[Dataset rows]
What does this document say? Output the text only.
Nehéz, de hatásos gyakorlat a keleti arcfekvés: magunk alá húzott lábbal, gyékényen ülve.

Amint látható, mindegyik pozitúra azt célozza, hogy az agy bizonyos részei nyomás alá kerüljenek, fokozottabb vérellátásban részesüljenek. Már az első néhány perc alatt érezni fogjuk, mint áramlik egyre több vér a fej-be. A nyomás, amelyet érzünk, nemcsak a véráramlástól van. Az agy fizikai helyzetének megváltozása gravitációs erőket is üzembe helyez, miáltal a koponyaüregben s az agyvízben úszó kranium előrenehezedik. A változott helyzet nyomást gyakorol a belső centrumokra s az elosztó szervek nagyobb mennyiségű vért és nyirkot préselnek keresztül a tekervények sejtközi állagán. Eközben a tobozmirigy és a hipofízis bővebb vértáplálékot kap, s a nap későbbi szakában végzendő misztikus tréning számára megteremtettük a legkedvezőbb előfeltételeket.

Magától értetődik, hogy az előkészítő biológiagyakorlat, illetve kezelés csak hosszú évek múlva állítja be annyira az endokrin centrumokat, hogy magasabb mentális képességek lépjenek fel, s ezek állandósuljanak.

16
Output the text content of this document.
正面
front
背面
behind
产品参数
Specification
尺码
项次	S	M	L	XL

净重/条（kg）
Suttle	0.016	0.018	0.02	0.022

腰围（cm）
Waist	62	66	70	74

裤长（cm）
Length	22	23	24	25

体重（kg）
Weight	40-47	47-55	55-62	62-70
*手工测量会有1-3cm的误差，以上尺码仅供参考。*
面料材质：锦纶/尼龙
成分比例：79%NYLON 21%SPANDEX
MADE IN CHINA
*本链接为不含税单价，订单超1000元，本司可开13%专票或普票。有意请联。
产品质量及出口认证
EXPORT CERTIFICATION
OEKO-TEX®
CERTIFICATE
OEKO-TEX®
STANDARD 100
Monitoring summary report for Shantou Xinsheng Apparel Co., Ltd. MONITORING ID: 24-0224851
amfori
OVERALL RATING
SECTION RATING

WORK TO COMPLETE =
Starting from the line containing "Output the text content of this document." and ending with the final line of the data, reproduce each line exactly as it appears, including no other lines.

THE RESPONSE =
Output the text content of this document.
正面
front
背面
behind
产品参数
Specification
尺码
项次	S	M	L	XL

净重/条（kg）
Suttle	0.016	0.018	0.02	0.022

腰围（cm）
Waist	62	66	70	74

裤长（cm）
Length	22	23	24	25

体重（kg）
Weight	40-47	47-55	55-62	62-70
*手工测量会有1-3cm的误差，以上尺码仅供参考。*
面料材质：锦纶/尼龙
成分比例：79%NYLON 21%SPANDEX
MADE IN CHINA
*本链接为不含税单价，订单超1000元，本司可开13%专票或普票。有意请联。
产品质量及出口认证
EXPORT CERTIFICATION
OEKO-TEX®
CERTIFICATE
OEKO-TEX®
STANDARD 100
Monitoring summary report for Shantou Xinsheng Apparel Co., Ltd. MONITORING ID: 24-0224851
amfori
OVERALL RATING
SECTION RATING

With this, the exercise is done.